## START

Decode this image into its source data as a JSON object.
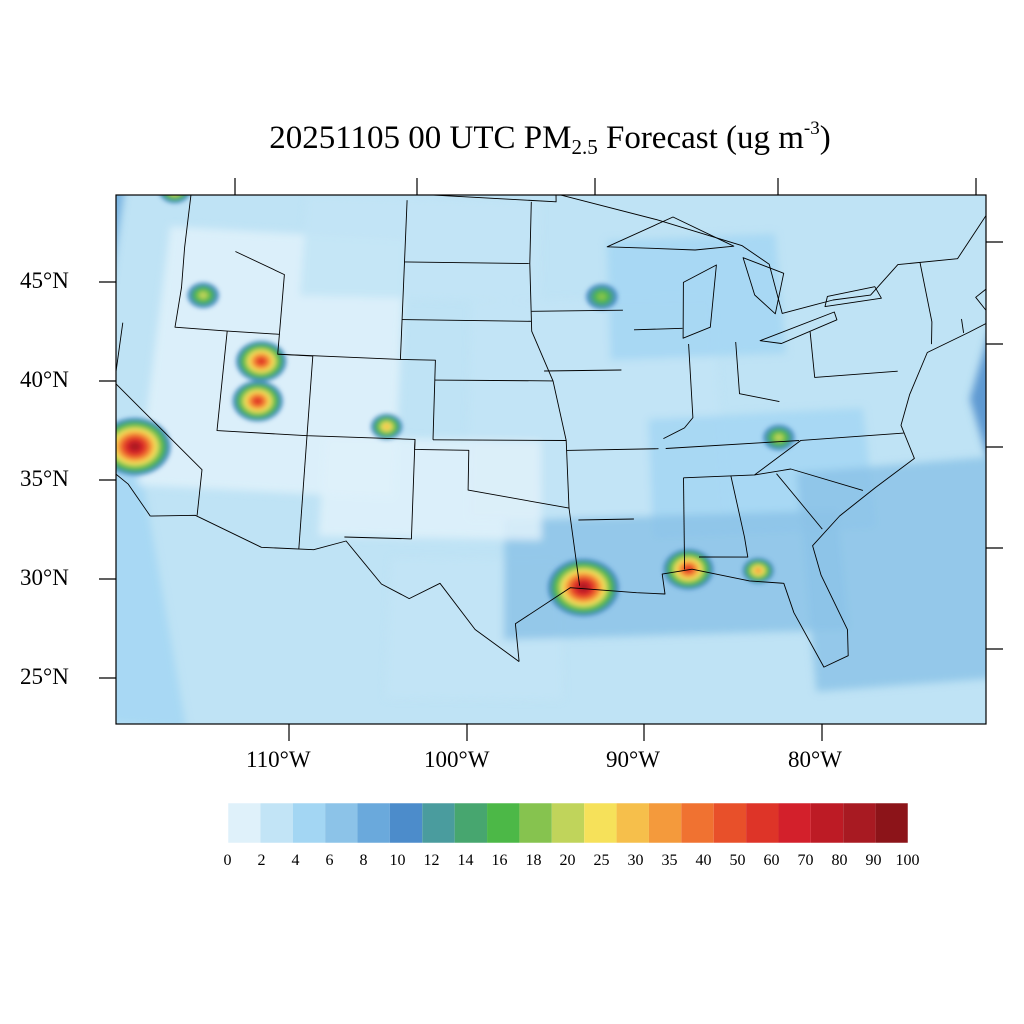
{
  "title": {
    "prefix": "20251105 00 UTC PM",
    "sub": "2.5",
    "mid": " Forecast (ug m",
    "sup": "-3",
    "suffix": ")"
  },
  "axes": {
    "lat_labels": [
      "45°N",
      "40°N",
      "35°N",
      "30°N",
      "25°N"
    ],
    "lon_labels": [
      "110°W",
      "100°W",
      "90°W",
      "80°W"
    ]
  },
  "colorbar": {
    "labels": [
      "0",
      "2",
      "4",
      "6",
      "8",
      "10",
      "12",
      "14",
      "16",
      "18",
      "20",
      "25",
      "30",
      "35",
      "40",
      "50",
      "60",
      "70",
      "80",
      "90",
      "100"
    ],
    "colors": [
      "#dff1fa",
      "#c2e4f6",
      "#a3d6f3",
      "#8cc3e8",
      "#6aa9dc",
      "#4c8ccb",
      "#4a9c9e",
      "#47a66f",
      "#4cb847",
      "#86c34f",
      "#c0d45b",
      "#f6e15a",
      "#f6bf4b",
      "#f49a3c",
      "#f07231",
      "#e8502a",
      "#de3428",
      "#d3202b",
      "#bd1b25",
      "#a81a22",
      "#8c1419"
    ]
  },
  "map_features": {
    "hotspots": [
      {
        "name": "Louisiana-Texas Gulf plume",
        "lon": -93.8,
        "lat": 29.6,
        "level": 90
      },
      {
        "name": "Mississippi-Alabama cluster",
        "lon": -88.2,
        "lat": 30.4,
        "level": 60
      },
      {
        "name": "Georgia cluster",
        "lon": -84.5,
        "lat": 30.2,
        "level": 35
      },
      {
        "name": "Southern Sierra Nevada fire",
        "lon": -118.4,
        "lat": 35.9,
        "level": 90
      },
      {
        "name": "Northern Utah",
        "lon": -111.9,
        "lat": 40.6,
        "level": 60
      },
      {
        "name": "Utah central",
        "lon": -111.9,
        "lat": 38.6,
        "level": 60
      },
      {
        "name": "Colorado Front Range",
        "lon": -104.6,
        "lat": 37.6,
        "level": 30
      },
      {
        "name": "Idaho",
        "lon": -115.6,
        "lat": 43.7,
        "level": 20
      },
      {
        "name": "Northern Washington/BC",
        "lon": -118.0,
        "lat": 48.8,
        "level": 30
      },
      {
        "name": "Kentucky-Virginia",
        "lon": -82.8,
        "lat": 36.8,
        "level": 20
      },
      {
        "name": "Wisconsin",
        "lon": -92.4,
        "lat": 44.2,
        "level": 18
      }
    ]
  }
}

## END
## START

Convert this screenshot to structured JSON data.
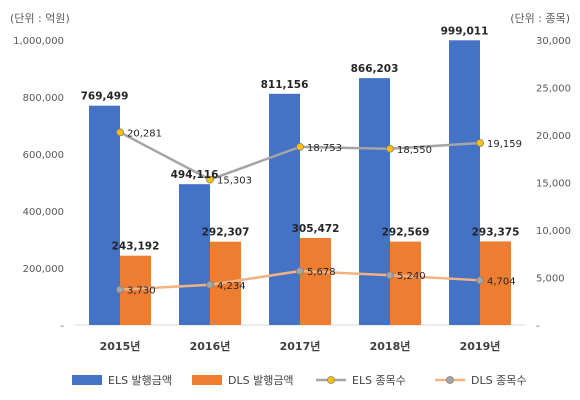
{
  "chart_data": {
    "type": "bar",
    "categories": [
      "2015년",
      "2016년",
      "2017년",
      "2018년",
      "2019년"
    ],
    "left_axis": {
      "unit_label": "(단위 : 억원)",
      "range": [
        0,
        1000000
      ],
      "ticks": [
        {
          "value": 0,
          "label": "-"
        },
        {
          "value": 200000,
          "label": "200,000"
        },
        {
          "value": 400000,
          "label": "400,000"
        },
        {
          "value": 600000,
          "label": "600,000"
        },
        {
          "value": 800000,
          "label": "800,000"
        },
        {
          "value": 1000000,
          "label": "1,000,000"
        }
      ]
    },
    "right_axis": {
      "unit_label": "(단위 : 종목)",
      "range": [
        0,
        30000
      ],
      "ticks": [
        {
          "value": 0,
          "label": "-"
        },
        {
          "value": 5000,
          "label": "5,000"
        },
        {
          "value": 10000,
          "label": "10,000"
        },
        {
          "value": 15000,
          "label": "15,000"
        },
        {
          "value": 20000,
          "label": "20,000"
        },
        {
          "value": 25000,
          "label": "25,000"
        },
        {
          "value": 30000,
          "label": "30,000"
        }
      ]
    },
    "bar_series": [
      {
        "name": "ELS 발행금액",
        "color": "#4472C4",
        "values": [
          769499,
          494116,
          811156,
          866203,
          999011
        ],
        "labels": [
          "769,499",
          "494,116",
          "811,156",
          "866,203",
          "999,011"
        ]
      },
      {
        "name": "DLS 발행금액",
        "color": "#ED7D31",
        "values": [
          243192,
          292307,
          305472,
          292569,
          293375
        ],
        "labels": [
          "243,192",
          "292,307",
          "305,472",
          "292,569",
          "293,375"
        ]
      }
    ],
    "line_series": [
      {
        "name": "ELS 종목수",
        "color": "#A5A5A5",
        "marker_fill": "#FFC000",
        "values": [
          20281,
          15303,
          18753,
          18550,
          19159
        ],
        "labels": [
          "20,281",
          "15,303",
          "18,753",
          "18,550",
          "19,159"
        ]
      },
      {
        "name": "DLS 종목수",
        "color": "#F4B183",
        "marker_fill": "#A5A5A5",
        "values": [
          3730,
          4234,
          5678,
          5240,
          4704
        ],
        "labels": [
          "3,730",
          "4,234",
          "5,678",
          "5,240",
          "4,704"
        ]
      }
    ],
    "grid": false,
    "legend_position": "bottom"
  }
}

## END
## START

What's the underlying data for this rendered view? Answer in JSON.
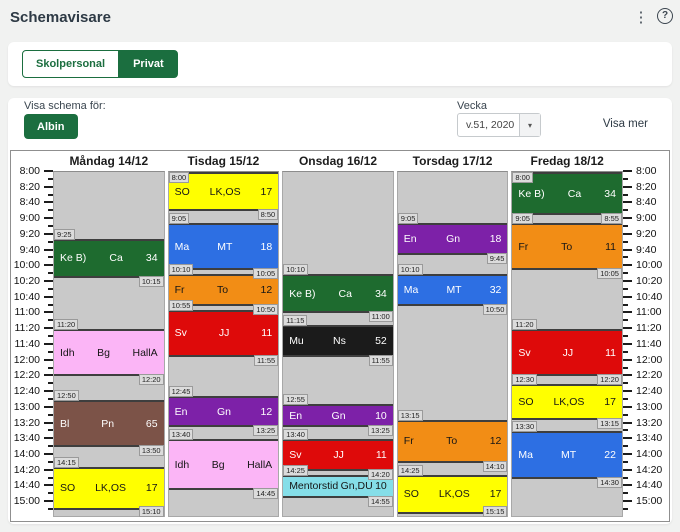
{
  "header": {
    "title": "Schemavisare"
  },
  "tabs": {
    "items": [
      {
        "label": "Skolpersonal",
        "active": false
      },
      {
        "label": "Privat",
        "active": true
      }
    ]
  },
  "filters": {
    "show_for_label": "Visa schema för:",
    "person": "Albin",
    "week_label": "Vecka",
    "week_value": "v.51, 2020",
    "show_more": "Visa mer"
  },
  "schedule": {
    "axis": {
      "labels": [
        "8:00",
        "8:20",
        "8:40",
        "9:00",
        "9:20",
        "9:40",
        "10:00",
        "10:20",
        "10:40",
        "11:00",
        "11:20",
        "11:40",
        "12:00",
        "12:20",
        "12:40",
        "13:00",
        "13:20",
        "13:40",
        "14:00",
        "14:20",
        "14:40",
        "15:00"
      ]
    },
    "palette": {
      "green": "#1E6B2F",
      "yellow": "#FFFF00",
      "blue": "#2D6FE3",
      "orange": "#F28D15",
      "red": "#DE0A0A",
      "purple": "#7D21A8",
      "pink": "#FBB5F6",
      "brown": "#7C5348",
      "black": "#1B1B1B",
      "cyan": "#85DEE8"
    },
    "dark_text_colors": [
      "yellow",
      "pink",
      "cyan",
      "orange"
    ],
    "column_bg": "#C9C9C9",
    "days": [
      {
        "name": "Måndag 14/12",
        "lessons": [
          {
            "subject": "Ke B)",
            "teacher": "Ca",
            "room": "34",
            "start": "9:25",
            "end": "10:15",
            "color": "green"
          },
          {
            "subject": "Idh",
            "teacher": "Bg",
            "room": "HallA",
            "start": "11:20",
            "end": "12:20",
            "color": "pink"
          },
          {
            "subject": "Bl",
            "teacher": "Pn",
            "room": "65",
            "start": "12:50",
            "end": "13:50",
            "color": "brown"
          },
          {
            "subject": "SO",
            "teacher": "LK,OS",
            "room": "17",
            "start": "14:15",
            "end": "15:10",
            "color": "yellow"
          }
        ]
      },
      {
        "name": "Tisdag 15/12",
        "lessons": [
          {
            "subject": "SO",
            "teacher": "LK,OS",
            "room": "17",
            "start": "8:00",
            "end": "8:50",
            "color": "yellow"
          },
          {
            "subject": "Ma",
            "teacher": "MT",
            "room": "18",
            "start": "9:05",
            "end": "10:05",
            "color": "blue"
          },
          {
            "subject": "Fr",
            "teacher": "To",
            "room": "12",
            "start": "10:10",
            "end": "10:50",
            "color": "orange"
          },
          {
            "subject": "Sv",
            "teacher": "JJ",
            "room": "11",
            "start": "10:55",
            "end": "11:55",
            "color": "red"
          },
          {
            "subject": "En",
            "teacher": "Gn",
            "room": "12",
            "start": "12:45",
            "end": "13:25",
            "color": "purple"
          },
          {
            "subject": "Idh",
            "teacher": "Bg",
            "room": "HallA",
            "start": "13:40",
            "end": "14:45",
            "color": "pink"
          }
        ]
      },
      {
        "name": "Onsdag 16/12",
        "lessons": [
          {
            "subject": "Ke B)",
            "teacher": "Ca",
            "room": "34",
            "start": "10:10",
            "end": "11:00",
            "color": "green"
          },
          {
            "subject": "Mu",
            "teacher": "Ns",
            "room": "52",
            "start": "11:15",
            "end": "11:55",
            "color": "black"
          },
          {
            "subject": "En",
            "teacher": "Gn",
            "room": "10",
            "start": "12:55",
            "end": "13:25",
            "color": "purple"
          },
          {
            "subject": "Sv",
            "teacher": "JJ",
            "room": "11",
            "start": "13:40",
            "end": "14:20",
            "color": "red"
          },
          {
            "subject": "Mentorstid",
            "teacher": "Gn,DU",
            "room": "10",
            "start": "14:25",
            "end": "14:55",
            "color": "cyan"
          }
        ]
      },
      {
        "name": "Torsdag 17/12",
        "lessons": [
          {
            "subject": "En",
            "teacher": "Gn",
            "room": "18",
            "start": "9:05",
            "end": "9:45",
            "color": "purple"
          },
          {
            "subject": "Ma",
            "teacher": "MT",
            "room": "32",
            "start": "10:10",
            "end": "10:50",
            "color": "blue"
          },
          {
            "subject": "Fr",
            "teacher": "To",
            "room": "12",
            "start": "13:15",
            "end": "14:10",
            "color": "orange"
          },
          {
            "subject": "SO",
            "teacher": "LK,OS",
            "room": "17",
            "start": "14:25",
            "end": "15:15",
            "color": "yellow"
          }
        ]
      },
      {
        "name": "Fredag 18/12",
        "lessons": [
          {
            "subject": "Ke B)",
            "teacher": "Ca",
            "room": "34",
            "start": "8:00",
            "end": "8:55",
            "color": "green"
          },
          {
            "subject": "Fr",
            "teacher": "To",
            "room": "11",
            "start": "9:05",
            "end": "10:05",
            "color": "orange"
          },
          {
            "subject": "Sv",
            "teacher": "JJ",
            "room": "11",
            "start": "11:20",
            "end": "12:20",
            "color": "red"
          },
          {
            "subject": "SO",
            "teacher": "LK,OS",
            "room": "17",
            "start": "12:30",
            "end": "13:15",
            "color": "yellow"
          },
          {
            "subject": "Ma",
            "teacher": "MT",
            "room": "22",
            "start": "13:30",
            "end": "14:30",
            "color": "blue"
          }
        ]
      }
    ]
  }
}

## END

Give only the number of lines in the material above where the string "pink" appears.

» **FULL SOLUTION**
4